What is expected:
Will you transcribe the entries that follow, exactly and in full?

Provided records:
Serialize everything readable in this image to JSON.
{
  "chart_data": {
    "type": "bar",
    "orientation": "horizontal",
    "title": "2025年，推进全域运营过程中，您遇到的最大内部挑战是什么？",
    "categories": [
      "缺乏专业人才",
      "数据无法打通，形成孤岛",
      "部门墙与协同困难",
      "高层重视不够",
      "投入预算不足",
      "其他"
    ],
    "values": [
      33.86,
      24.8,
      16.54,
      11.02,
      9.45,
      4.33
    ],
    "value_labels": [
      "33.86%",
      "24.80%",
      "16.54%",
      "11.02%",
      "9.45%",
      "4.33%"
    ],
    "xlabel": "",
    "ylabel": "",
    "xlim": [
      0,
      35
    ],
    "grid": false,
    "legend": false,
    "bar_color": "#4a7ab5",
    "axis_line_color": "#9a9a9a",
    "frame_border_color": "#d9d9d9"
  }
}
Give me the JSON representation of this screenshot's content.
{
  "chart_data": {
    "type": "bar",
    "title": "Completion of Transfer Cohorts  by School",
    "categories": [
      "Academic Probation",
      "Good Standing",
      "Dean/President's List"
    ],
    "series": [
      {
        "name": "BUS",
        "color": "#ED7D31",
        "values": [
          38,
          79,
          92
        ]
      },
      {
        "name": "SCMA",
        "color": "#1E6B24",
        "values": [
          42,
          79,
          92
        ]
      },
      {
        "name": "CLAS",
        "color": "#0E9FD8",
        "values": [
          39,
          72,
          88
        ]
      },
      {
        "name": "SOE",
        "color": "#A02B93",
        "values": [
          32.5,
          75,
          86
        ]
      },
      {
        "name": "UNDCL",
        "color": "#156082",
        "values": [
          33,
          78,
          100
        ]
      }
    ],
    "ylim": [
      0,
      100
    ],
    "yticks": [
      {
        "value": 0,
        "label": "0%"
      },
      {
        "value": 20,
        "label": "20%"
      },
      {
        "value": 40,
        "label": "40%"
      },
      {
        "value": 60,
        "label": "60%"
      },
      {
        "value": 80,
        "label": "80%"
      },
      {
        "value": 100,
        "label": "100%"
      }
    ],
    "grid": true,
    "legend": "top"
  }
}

Task solution:
Serialize everything readable in this image to JSON.
{
  "chart_data": {
    "type": "bar",
    "orientation": "horizontal",
    "title": "2025年，推进全域运营过程中，您遇到的最大内部挑战是什么？",
    "categories": [
      "缺乏专业人才",
      "数据无法打通，形成孤岛",
      "部门墙与协同困难",
      "高层重视不够",
      "投入预算不足",
      "其他"
    ],
    "values": [
      33.86,
      24.8,
      16.54,
      11.02,
      9.45,
      4.33
    ],
    "value_labels": [
      "33.86%",
      "24.80%",
      "16.54%",
      "11.02%",
      "9.45%",
      "4.33%"
    ],
    "xlabel": "",
    "ylabel": "",
    "xlim": [
      0,
      35
    ],
    "grid": false,
    "legend": false,
    "bar_color": "#4a7ab5",
    "axis_line_color": "#9a9a9a",
    "frame_border_color": "#d9d9d9"
  }
}
Give me the JSON representation of this screenshot's content.
{
  "chart_data": {
    "type": "bar",
    "title": "Completion of Transfer Cohorts  by School",
    "categories": [
      "Academic Probation",
      "Good Standing",
      "Dean/President's List"
    ],
    "series": [
      {
        "name": "BUS",
        "color": "#ED7D31",
        "values": [
          38,
          79,
          92
        ]
      },
      {
        "name": "SCMA",
        "color": "#1E6B24",
        "values": [
          42,
          79,
          92
        ]
      },
      {
        "name": "CLAS",
        "color": "#0E9FD8",
        "values": [
          39,
          72,
          88
        ]
      },
      {
        "name": "SOE",
        "color": "#A02B93",
        "values": [
          32.5,
          75,
          86
        ]
      },
      {
        "name": "UNDCL",
        "color": "#156082",
        "values": [
          33,
          78,
          100
        ]
      }
    ],
    "ylim": [
      0,
      100
    ],
    "yticks": [
      {
        "value": 0,
        "label": "0%"
      },
      {
        "value": 20,
        "label": "20%"
      },
      {
        "value": 40,
        "label": "40%"
      },
      {
        "value": 60,
        "label": "60%"
      },
      {
        "value": 80,
        "label": "80%"
      },
      {
        "value": 100,
        "label": "100%"
      }
    ],
    "grid": true,
    "legend": "top"
  }
}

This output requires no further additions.